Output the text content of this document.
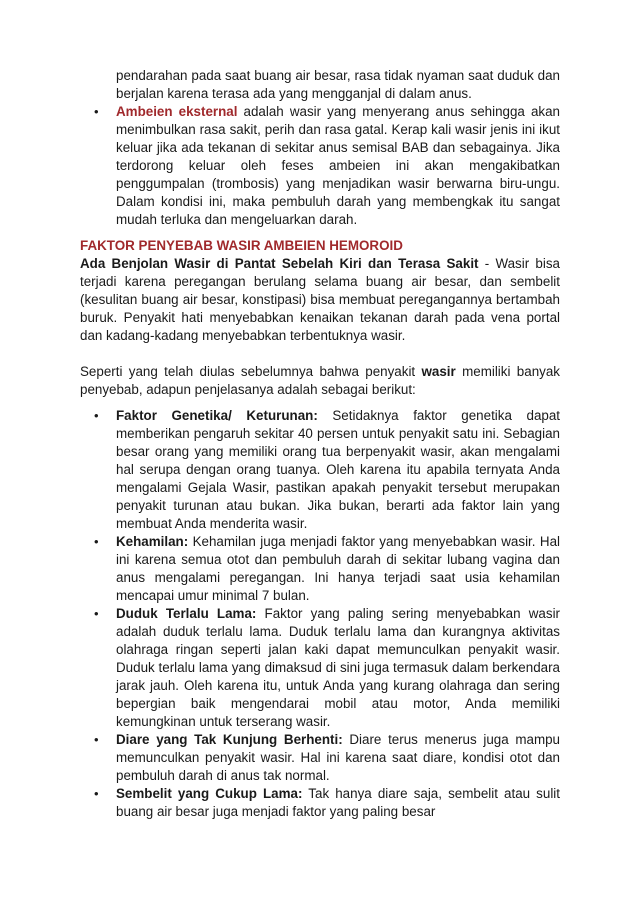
pendarahan pada saat buang air besar, rasa tidak nyaman saat duduk dan berjalan karena terasa ada yang mengganjal di dalam anus.
• Ambeien eksternal adalah wasir yang menyerang anus sehingga akan menimbulkan rasa sakit, perih dan rasa gatal. Kerap kali wasir jenis ini ikut keluar jika ada tekanan di sekitar anus semisal BAB dan sebagainya. Jika terdorong keluar oleh feses ambeien ini akan mengakibatkan penggumpalan (trombosis) yang menjadikan wasir berwarna biru-ungu. Dalam kondisi ini, maka pembuluh darah yang membengkak itu sangat mudah terluka dan mengeluarkan darah.

FAKTOR PENYEBAB WASIR AMBEIEN HEMOROID

Ada Benjolan Wasir di Pantat Sebelah Kiri dan Terasa Sakit - Wasir bisa terjadi karena peregangan berulang selama buang air besar, dan sembelit (kesulitan buang air besar, konstipasi) bisa membuat peregangannya bertambah buruk. Penyakit hati menyebabkan kenaikan tekanan darah pada vena portal dan kadang-kadang menyebabkan terbentuknya wasir.

Seperti yang telah diulas sebelumnya bahwa penyakit wasir memiliki banyak penyebab, adapun penjelasanya adalah sebagai berikut:

• Faktor Genetika/ Keturunan: Setidaknya faktor genetika dapat memberikan pengaruh sekitar 40 persen untuk penyakit satu ini. Sebagian besar orang yang memiliki orang tua berpenyakit wasir, akan mengalami hal serupa dengan orang tuanya. Oleh karena itu apabila ternyata Anda mengalami Gejala Wasir, pastikan apakah penyakit tersebut merupakan penyakit turunan atau bukan. Jika bukan, berarti ada faktor lain yang membuat Anda menderita wasir.
• Kehamilan: Kehamilan juga menjadi faktor yang menyebabkan wasir. Hal ini karena semua otot dan pembuluh darah di sekitar lubang vagina dan anus mengalami peregangan. Ini hanya terjadi saat usia kehamilan mencapai umur minimal 7 bulan.
• Duduk Terlalu Lama: Faktor yang paling sering menyebabkan wasir adalah duduk terlalu lama. Duduk terlalu lama dan kurangnya aktivitas olahraga ringan seperti jalan kaki dapat memunculkan penyakit wasir. Duduk terlalu lama yang dimaksud di sini juga termasuk dalam berkendara jarak jauh. Oleh karena itu, untuk Anda yang kurang olahraga dan sering bepergian baik mengendarai mobil atau motor, Anda memiliki kemungkinan untuk terserang wasir.
• Diare yang Tak Kunjung Berhenti: Diare terus menerus juga mampu memunculkan penyakit wasir. Hal ini karena saat diare, kondisi otot dan pembuluh darah di anus tak normal.
• Sembelit yang Cukup Lama: Tak hanya diare saja, sembelit atau sulit buang air besar juga menjadi faktor yang paling besar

____

Gather all lines from the listing above in which "hanya" occurs.

• Kehamilan: Kehamilan juga menjadi faktor yang menyebabkan wasir. Hal ini karena semua otot dan pembuluh darah di sekitar lubang vagina dan anus mengalami peregangan. Ini hanya terjadi saat usia kehamilan mencapai umur minimal 7 bulan.
• Sembelit yang Cukup Lama: Tak hanya diare saja, sembelit atau sulit buang air besar juga menjadi faktor yang paling besar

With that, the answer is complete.